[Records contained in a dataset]
— Begin —

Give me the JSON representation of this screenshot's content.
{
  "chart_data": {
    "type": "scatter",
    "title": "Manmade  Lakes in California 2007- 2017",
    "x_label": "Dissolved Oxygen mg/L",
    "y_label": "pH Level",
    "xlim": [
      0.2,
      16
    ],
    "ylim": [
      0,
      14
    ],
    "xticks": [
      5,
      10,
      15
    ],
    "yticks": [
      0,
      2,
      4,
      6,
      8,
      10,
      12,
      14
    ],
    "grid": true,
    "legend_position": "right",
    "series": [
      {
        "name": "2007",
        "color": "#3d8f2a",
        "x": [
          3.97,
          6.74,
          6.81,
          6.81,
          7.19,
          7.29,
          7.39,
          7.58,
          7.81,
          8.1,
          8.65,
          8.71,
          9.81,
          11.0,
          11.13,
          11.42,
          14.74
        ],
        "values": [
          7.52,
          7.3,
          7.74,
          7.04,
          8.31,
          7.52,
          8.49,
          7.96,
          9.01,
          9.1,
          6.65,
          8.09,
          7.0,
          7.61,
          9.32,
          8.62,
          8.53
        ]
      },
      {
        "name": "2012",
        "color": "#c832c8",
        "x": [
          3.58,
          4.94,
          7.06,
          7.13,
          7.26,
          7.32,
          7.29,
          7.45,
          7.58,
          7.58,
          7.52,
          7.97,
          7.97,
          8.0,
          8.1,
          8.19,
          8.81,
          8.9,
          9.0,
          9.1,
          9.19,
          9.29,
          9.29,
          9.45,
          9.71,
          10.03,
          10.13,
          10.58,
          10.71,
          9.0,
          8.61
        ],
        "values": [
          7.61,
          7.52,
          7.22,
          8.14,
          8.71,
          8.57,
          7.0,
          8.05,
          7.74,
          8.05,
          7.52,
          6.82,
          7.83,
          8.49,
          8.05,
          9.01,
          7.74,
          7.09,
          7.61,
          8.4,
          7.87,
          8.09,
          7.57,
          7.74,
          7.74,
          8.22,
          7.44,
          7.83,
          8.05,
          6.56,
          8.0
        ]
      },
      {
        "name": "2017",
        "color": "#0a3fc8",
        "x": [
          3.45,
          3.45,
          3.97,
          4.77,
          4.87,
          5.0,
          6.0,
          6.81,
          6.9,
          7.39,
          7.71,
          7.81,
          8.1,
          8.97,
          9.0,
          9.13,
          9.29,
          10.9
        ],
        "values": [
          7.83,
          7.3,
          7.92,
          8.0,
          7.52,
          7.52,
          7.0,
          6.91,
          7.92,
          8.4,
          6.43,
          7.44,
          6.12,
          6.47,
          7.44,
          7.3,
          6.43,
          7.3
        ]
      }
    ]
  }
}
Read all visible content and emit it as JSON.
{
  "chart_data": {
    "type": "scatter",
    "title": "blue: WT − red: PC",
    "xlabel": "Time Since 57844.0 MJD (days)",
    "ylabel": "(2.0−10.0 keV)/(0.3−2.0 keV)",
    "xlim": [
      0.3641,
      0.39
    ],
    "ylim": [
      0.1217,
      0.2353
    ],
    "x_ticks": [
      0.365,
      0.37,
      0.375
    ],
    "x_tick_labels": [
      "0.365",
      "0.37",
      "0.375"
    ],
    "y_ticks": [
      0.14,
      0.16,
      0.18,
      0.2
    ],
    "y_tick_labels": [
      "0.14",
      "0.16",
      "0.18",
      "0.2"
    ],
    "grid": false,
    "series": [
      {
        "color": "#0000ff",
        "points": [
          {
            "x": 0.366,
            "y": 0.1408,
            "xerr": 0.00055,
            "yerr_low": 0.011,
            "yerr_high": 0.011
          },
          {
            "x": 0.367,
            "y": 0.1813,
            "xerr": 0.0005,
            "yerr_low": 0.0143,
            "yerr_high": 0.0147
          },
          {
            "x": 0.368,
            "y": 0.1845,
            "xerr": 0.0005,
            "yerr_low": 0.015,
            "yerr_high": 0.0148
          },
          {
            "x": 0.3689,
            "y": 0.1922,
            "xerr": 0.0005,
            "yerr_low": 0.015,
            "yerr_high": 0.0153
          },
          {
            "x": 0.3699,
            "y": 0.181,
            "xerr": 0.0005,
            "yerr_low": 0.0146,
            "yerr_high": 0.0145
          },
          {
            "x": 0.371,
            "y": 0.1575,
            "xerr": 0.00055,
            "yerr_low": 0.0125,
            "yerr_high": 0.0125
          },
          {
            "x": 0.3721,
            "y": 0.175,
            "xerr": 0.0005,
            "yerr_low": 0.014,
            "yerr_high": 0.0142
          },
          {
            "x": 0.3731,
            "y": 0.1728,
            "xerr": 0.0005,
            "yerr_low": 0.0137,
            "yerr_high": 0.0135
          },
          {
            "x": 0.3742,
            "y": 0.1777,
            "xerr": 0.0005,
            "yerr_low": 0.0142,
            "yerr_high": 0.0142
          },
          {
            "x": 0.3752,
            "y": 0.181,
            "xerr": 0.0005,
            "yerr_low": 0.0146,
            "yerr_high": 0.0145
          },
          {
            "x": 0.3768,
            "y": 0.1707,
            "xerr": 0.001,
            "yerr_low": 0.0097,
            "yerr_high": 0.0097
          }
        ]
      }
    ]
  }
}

— End —

**Job:**
Exactly as they are written, print the entries again.

**Final result:**
Give me the JSON representation of this screenshot's content.
{
  "chart_data": {
    "type": "scatter",
    "title": "Manmade  Lakes in California 2007- 2017",
    "x_label": "Dissolved Oxygen mg/L",
    "y_label": "pH Level",
    "xlim": [
      0.2,
      16
    ],
    "ylim": [
      0,
      14
    ],
    "xticks": [
      5,
      10,
      15
    ],
    "yticks": [
      0,
      2,
      4,
      6,
      8,
      10,
      12,
      14
    ],
    "grid": true,
    "legend_position": "right",
    "series": [
      {
        "name": "2007",
        "color": "#3d8f2a",
        "x": [
          3.97,
          6.74,
          6.81,
          6.81,
          7.19,
          7.29,
          7.39,
          7.58,
          7.81,
          8.1,
          8.65,
          8.71,
          9.81,
          11.0,
          11.13,
          11.42,
          14.74
        ],
        "values": [
          7.52,
          7.3,
          7.74,
          7.04,
          8.31,
          7.52,
          8.49,
          7.96,
          9.01,
          9.1,
          6.65,
          8.09,
          7.0,
          7.61,
          9.32,
          8.62,
          8.53
        ]
      },
      {
        "name": "2012",
        "color": "#c832c8",
        "x": [
          3.58,
          4.94,
          7.06,
          7.13,
          7.26,
          7.32,
          7.29,
          7.45,
          7.58,
          7.58,
          7.52,
          7.97,
          7.97,
          8.0,
          8.1,
          8.19,
          8.81,
          8.9,
          9.0,
          9.1,
          9.19,
          9.29,
          9.29,
          9.45,
          9.71,
          10.03,
          10.13,
          10.58,
          10.71,
          9.0,
          8.61
        ],
        "values": [
          7.61,
          7.52,
          7.22,
          8.14,
          8.71,
          8.57,
          7.0,
          8.05,
          7.74,
          8.05,
          7.52,
          6.82,
          7.83,
          8.49,
          8.05,
          9.01,
          7.74,
          7.09,
          7.61,
          8.4,
          7.87,
          8.09,
          7.57,
          7.74,
          7.74,
          8.22,
          7.44,
          7.83,
          8.05,
          6.56,
          8.0
        ]
      },
      {
        "name": "2017",
        "color": "#0a3fc8",
        "x": [
          3.45,
          3.45,
          3.97,
          4.77,
          4.87,
          5.0,
          6.0,
          6.81,
          6.9,
          7.39,
          7.71,
          7.81,
          8.1,
          8.97,
          9.0,
          9.13,
          9.29,
          10.9
        ],
        "values": [
          7.83,
          7.3,
          7.92,
          8.0,
          7.52,
          7.52,
          7.0,
          6.91,
          7.92,
          8.4,
          6.43,
          7.44,
          6.12,
          6.47,
          7.44,
          7.3,
          6.43,
          7.3
        ]
      }
    ]
  }
}
Read all visible content and emit it as JSON.
{
  "chart_data": {
    "type": "scatter",
    "title": "blue: WT − red: PC",
    "xlabel": "Time Since 57844.0 MJD (days)",
    "ylabel": "(2.0−10.0 keV)/(0.3−2.0 keV)",
    "xlim": [
      0.3641,
      0.39
    ],
    "ylim": [
      0.1217,
      0.2353
    ],
    "x_ticks": [
      0.365,
      0.37,
      0.375
    ],
    "x_tick_labels": [
      "0.365",
      "0.37",
      "0.375"
    ],
    "y_ticks": [
      0.14,
      0.16,
      0.18,
      0.2
    ],
    "y_tick_labels": [
      "0.14",
      "0.16",
      "0.18",
      "0.2"
    ],
    "grid": false,
    "series": [
      {
        "color": "#0000ff",
        "points": [
          {
            "x": 0.366,
            "y": 0.1408,
            "xerr": 0.00055,
            "yerr_low": 0.011,
            "yerr_high": 0.011
          },
          {
            "x": 0.367,
            "y": 0.1813,
            "xerr": 0.0005,
            "yerr_low": 0.0143,
            "yerr_high": 0.0147
          },
          {
            "x": 0.368,
            "y": 0.1845,
            "xerr": 0.0005,
            "yerr_low": 0.015,
            "yerr_high": 0.0148
          },
          {
            "x": 0.3689,
            "y": 0.1922,
            "xerr": 0.0005,
            "yerr_low": 0.015,
            "yerr_high": 0.0153
          },
          {
            "x": 0.3699,
            "y": 0.181,
            "xerr": 0.0005,
            "yerr_low": 0.0146,
            "yerr_high": 0.0145
          },
          {
            "x": 0.371,
            "y": 0.1575,
            "xerr": 0.00055,
            "yerr_low": 0.0125,
            "yerr_high": 0.0125
          },
          {
            "x": 0.3721,
            "y": 0.175,
            "xerr": 0.0005,
            "yerr_low": 0.014,
            "yerr_high": 0.0142
          },
          {
            "x": 0.3731,
            "y": 0.1728,
            "xerr": 0.0005,
            "yerr_low": 0.0137,
            "yerr_high": 0.0135
          },
          {
            "x": 0.3742,
            "y": 0.1777,
            "xerr": 0.0005,
            "yerr_low": 0.0142,
            "yerr_high": 0.0142
          },
          {
            "x": 0.3752,
            "y": 0.181,
            "xerr": 0.0005,
            "yerr_low": 0.0146,
            "yerr_high": 0.0145
          },
          {
            "x": 0.3768,
            "y": 0.1707,
            "xerr": 0.001,
            "yerr_low": 0.0097,
            "yerr_high": 0.0097
          }
        ]
      }
    ]
  }
}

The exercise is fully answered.